**Aim:**
Find all lines in the listing that include the word "What", then copy them.

========

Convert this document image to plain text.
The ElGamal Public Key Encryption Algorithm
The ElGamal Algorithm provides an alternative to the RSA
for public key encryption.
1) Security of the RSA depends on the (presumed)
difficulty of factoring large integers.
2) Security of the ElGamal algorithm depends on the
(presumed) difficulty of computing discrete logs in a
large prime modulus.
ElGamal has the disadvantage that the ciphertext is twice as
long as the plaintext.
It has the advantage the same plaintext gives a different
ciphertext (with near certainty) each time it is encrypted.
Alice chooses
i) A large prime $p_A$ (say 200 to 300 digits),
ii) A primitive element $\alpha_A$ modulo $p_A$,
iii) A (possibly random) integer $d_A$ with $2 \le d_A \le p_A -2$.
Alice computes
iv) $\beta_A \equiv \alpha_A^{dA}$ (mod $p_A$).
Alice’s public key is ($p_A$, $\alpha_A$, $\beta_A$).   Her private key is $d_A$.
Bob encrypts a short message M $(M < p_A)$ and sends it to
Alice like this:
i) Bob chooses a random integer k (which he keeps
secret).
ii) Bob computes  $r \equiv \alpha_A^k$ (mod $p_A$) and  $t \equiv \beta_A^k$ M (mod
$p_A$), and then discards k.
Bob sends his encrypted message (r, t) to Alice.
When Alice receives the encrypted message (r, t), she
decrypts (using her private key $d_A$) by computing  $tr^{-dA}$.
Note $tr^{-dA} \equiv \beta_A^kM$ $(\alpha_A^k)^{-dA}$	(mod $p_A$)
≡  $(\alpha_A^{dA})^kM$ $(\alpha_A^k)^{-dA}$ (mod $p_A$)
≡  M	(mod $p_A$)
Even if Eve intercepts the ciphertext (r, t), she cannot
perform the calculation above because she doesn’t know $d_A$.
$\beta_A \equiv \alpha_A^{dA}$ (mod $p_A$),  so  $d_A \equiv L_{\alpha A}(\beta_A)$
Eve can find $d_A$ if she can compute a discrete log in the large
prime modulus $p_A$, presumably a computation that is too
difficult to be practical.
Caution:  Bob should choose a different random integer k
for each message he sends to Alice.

========

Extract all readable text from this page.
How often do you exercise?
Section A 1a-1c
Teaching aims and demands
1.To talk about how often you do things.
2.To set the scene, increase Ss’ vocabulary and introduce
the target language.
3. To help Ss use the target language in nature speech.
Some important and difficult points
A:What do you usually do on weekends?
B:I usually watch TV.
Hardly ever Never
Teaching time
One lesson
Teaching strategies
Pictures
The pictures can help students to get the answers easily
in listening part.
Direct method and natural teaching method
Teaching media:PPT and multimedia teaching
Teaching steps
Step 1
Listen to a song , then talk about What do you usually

========

**Output below:**
A:What do you usually do on weekends?
Listen to a song , then talk about What do you usually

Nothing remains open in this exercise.